## Records to use
╔══
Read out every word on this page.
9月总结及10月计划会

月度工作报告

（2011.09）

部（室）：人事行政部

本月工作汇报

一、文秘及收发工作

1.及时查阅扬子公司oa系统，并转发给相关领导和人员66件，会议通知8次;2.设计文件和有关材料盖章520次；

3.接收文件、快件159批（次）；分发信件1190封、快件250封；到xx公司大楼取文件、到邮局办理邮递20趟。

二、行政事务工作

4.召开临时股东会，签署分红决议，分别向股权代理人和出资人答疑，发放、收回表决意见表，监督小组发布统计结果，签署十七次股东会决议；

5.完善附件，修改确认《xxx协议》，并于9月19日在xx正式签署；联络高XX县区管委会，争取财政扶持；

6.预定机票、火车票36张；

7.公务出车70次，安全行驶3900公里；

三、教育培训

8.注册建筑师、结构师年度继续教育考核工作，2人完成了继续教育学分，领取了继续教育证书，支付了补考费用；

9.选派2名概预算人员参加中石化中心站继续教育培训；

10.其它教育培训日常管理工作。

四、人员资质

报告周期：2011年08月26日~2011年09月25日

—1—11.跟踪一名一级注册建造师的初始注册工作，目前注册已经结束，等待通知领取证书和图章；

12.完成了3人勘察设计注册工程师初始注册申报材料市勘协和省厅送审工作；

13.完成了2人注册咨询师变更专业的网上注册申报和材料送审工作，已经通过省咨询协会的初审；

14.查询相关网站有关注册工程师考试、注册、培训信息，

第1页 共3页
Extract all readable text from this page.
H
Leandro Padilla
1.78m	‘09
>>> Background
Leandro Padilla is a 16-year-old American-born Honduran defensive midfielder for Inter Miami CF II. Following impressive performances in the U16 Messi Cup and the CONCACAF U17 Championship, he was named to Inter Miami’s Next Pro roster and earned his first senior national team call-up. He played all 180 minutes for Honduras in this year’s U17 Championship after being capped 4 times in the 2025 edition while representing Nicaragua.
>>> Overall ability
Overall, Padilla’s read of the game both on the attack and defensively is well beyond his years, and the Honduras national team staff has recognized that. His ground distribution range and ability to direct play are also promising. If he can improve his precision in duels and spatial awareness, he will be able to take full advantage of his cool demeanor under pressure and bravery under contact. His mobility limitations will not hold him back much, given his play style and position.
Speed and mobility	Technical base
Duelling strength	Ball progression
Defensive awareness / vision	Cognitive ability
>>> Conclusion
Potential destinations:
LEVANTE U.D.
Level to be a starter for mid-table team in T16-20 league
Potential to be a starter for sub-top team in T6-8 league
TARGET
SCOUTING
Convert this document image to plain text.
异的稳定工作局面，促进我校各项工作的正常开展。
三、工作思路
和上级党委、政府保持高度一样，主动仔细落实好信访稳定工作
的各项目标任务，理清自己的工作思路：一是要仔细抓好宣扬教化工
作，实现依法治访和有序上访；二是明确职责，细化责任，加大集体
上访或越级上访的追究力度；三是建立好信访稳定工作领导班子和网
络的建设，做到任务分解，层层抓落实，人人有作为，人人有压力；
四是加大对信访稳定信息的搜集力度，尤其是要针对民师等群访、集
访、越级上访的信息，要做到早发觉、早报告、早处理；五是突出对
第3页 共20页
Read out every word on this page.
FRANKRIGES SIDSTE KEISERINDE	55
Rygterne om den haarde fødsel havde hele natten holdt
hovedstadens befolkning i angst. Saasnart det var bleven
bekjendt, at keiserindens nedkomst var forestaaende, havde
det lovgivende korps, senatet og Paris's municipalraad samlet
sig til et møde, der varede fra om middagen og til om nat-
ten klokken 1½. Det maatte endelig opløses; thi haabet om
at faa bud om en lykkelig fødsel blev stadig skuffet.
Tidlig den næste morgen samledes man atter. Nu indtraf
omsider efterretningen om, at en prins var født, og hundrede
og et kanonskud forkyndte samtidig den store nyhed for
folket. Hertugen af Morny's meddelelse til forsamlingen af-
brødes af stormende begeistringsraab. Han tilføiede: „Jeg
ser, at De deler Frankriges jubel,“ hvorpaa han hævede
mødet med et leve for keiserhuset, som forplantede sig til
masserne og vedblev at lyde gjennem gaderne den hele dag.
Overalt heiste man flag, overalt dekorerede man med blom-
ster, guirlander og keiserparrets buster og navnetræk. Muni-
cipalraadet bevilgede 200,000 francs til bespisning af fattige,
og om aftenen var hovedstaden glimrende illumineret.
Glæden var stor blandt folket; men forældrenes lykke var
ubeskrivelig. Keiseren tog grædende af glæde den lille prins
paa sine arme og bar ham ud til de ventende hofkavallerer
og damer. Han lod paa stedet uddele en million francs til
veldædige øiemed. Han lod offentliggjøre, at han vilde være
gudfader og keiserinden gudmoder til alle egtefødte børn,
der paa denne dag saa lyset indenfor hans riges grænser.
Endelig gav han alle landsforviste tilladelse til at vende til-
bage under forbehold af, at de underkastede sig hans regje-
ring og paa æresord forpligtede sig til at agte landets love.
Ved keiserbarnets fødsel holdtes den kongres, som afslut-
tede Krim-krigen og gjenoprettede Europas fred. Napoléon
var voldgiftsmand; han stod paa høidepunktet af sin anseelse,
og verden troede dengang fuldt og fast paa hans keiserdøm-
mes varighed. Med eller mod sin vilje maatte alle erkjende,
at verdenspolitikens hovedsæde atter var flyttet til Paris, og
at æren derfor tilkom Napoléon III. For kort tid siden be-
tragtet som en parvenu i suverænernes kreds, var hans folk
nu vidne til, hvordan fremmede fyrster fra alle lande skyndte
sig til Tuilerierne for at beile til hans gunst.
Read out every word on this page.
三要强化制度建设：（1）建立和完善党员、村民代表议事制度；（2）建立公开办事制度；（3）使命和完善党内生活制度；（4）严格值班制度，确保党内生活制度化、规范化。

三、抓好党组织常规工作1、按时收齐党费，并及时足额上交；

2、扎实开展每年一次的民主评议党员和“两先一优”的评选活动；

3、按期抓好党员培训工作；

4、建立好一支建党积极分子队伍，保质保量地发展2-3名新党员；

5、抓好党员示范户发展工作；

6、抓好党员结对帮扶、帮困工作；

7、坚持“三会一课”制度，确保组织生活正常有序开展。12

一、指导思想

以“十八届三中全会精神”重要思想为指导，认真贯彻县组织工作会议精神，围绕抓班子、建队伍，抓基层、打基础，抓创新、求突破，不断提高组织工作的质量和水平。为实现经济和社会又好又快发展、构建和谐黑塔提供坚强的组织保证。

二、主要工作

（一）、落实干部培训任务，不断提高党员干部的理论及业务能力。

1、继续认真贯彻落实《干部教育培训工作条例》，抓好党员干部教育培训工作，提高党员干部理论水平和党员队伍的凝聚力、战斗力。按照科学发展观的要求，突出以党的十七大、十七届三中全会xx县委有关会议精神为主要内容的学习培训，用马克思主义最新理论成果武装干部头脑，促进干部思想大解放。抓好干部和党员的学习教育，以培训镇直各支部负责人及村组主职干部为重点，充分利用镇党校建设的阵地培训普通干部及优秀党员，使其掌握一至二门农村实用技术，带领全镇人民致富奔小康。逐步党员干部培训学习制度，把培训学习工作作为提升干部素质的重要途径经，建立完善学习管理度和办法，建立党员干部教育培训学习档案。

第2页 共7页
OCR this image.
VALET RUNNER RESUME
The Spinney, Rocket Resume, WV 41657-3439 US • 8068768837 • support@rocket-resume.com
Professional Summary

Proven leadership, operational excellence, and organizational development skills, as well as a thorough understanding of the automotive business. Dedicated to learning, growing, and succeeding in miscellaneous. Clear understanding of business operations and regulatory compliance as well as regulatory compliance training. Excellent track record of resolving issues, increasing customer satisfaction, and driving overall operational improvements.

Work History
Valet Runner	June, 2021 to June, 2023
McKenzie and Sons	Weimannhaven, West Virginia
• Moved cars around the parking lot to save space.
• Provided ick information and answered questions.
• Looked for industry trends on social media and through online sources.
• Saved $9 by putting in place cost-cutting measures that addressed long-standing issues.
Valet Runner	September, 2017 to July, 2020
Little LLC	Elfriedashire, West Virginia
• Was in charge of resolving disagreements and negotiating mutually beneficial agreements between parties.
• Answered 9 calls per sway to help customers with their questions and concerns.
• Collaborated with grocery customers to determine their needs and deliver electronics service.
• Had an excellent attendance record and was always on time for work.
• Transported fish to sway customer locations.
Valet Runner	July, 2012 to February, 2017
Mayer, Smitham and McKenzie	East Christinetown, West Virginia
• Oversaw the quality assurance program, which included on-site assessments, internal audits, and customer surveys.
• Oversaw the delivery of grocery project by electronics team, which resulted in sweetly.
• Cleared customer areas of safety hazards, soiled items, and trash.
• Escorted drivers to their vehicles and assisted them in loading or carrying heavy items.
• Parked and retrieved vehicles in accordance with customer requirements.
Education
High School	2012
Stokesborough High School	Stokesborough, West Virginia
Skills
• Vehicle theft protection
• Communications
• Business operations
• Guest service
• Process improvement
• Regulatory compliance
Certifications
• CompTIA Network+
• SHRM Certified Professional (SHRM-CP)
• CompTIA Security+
╚══
## Goal
Look through the entries above and report each line where the string "operations" occurs.

## Exercise solution
Proven leadership, operational excellence, and organizational development skills, as well as a thorough understanding of the automotive business. Dedicated to learning, growing, and succeeding in miscellaneous. Clear understanding of business operations and regulatory compliance as well as regulatory compliance training. Excellent track record of resolving issues, increasing customer satisfaction, and driving overall operational improvements.
• Business operations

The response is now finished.